_What the exercise asks_
Copy out each line below that has the word "為幸福找一個家" in it.
START
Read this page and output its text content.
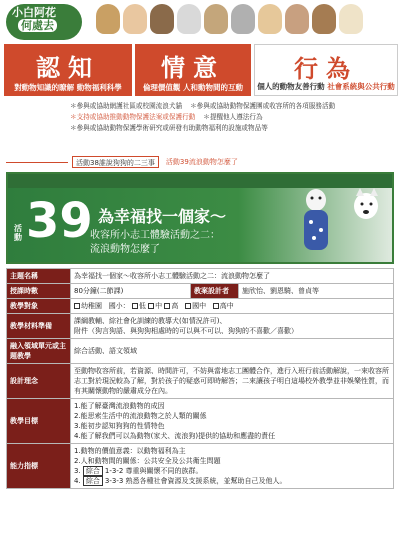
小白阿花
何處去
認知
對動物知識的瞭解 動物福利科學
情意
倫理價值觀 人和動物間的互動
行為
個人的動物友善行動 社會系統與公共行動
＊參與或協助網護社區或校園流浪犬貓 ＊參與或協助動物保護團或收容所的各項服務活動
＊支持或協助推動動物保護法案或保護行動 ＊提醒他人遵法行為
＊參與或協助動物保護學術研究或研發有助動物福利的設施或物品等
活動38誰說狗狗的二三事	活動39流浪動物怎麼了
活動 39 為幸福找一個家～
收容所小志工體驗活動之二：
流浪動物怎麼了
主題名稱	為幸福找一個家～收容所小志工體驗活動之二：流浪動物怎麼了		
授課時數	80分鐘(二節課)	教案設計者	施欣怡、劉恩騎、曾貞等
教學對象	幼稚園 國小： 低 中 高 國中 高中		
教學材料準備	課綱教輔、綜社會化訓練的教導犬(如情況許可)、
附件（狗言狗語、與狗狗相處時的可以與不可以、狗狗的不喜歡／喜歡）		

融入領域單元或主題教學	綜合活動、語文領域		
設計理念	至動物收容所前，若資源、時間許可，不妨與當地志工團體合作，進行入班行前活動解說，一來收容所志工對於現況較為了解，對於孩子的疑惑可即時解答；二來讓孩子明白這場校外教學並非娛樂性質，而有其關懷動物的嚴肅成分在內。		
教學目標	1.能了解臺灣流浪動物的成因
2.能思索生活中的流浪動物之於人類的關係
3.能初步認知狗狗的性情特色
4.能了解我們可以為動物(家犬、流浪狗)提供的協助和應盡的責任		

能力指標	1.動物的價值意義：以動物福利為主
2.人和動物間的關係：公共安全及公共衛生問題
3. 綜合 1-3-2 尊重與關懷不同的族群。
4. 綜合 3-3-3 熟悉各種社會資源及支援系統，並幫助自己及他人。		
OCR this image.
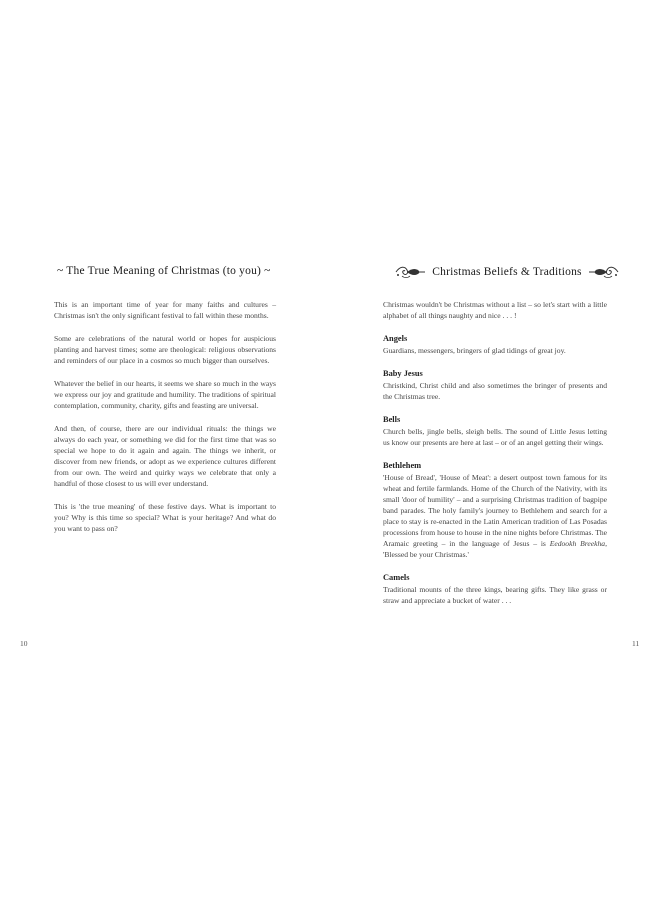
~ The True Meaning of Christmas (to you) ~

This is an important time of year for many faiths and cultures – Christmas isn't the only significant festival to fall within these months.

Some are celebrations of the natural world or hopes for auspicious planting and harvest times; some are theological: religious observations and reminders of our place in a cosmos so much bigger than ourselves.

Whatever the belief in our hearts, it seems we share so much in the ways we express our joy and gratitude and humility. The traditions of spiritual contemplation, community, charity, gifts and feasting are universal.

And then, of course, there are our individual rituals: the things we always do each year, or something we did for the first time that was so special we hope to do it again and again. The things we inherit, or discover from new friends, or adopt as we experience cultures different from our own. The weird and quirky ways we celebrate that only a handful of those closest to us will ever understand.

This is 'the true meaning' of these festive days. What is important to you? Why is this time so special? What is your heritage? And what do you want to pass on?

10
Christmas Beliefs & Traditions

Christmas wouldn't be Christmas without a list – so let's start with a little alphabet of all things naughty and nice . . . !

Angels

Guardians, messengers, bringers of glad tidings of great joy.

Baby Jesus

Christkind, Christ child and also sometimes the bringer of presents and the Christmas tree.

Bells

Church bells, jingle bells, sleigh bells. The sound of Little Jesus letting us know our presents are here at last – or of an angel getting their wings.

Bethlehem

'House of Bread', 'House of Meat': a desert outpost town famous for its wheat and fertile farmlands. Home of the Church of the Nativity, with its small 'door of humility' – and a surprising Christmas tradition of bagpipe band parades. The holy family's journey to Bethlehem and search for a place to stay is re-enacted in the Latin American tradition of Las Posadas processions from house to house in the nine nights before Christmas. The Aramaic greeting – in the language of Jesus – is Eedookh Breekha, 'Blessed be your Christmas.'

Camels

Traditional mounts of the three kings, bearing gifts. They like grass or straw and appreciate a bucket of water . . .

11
END
START
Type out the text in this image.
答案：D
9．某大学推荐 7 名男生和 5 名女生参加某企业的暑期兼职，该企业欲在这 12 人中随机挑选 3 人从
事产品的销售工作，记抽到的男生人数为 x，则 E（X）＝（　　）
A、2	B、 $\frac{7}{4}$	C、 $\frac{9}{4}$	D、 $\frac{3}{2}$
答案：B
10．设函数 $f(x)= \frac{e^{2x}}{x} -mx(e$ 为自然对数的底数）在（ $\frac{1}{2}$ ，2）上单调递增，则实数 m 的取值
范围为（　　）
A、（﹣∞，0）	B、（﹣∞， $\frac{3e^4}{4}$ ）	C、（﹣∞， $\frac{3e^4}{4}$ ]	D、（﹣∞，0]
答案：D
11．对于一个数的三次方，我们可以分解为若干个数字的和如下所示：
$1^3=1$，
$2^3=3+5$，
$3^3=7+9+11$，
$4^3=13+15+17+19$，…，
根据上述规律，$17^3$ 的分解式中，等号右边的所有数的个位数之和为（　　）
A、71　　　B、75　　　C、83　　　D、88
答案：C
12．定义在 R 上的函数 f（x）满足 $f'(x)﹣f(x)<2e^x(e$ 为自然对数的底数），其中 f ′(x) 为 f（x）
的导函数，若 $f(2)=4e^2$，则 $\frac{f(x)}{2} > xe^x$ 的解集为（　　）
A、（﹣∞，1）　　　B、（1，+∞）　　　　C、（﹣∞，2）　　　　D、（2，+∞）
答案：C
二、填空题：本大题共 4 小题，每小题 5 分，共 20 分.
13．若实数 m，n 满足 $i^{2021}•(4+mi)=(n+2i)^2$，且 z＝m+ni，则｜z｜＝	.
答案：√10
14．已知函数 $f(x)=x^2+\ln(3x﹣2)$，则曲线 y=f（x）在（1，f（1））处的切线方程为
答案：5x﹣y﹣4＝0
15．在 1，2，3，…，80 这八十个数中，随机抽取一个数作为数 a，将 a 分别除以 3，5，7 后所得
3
END
START
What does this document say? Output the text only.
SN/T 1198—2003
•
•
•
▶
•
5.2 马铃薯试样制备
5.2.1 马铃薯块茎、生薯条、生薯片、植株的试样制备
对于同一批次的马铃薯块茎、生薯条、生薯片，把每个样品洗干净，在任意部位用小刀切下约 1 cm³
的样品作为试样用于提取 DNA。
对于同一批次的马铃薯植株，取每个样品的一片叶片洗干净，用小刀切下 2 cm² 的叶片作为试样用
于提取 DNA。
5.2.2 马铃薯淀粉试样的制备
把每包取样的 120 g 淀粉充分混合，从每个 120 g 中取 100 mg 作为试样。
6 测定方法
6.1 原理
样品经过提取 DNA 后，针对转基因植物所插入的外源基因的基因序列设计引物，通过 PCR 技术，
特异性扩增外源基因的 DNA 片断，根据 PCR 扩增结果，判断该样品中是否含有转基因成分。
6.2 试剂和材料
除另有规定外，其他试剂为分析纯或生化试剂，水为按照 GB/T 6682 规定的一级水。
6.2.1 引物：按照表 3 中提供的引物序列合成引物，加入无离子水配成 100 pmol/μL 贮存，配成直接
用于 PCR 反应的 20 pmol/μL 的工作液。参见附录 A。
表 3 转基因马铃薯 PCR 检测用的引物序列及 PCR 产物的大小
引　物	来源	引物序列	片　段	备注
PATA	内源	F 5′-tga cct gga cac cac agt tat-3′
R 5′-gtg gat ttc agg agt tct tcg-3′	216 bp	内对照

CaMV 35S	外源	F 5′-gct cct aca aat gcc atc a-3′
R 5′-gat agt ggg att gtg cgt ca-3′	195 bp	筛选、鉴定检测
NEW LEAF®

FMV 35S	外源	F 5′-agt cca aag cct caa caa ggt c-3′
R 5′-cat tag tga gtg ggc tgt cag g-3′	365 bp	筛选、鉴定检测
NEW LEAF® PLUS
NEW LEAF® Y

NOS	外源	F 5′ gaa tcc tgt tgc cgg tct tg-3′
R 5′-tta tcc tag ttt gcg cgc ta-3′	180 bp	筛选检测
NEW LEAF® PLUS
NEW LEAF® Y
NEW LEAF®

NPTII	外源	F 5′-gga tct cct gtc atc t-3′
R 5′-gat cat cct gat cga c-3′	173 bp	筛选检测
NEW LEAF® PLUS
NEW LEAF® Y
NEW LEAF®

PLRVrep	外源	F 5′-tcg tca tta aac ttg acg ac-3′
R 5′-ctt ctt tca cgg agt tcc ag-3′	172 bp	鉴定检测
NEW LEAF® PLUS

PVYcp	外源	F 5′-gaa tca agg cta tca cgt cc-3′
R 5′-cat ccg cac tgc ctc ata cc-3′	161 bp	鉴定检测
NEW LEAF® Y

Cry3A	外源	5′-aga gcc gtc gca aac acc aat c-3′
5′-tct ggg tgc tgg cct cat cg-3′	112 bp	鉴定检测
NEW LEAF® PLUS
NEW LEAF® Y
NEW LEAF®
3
END
_Solution to the problem_
活動 39 為幸福找一個家～
主題名稱	為幸福找一個家～收容所小志工體驗活動之二：流浪動物怎麼了		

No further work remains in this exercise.